Stored data entries:
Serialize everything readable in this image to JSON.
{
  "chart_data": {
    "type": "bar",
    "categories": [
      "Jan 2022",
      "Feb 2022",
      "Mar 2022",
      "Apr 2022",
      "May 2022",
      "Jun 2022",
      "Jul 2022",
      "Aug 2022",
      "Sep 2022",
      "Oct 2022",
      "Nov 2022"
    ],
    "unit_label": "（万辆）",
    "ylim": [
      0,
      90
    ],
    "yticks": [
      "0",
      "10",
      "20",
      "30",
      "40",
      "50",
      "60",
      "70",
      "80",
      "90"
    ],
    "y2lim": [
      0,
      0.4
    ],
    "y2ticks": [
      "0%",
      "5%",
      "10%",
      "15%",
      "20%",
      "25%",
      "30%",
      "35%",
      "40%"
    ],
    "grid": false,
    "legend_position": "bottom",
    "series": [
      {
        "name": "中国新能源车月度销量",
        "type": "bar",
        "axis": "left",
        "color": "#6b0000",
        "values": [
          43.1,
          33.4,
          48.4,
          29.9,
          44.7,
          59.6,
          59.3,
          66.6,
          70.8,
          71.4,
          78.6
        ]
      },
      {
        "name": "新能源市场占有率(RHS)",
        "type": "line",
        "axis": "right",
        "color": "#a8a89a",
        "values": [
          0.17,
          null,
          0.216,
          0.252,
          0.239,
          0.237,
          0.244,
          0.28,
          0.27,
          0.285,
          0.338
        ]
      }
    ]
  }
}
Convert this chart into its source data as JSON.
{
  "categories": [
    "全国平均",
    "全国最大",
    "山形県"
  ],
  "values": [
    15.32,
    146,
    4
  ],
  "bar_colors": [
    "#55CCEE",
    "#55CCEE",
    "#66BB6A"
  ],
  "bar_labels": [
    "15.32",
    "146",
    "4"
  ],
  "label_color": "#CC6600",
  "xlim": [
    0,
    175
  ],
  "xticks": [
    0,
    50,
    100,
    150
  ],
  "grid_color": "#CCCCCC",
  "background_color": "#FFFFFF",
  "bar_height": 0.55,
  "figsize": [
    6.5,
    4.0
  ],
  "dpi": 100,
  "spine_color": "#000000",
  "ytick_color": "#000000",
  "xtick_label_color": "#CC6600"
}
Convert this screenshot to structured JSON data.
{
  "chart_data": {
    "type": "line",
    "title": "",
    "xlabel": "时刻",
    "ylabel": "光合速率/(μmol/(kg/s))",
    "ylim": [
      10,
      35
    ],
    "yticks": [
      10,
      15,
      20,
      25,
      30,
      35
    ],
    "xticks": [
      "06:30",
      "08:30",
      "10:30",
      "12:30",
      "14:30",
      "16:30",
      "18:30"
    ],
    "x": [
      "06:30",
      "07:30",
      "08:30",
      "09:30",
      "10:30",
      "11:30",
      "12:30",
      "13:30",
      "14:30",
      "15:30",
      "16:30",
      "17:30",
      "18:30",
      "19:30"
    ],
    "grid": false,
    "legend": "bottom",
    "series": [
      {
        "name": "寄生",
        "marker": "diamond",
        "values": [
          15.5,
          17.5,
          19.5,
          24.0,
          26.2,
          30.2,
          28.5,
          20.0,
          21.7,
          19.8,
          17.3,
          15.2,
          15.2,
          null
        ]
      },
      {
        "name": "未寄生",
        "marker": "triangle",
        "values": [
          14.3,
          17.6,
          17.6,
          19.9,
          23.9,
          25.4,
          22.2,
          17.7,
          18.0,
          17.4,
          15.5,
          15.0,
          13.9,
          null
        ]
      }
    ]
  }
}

Directive:
Filter the entries down to the lines with the word "Convert" in them.

Answer for the task:
Convert this chart into its source data as JSON.
Convert this screenshot to structured JSON data.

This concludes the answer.